## What to do
Copy each record exactly as it reads, leaving out any pictures it holds.
Start of Supplied data
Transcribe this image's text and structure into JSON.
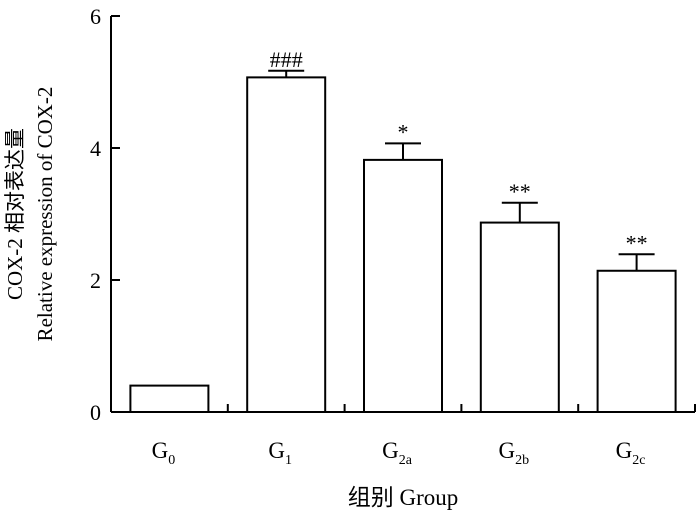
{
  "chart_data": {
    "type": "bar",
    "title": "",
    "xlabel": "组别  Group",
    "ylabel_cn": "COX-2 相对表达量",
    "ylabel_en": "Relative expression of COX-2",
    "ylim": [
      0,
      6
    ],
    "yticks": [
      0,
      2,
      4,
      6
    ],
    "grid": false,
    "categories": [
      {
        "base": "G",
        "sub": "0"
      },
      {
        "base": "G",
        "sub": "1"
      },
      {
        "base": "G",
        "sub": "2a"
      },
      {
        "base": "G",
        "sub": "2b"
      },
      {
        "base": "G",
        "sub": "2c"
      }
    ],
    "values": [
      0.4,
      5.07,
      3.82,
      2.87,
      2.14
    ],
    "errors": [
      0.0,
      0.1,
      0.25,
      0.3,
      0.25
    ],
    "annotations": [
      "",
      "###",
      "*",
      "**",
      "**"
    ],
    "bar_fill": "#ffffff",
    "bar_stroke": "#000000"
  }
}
End of Supplied data
## Answer to the exercise
Transcribe this image's text and structure into JSON.
{
  "chart_data": {
    "type": "bar",
    "title": "",
    "xlabel": "组别  Group",
    "ylabel_cn": "COX-2 相对表达量",
    "ylabel_en": "Relative expression of COX-2",
    "ylim": [
      0,
      6
    ],
    "yticks": [
      0,
      2,
      4,
      6
    ],
    "grid": false,
    "categories": [
      {
        "base": "G",
        "sub": "0"
      },
      {
        "base": "G",
        "sub": "1"
      },
      {
        "base": "G",
        "sub": "2a"
      },
      {
        "base": "G",
        "sub": "2b"
      },
      {
        "base": "G",
        "sub": "2c"
      }
    ],
    "values": [
      0.4,
      5.07,
      3.82,
      2.87,
      2.14
    ],
    "errors": [
      0.0,
      0.1,
      0.25,
      0.3,
      0.25
    ],
    "annotations": [
      "",
      "###",
      "*",
      "**",
      "**"
    ],
    "bar_fill": "#ffffff",
    "bar_stroke": "#000000"
  }
}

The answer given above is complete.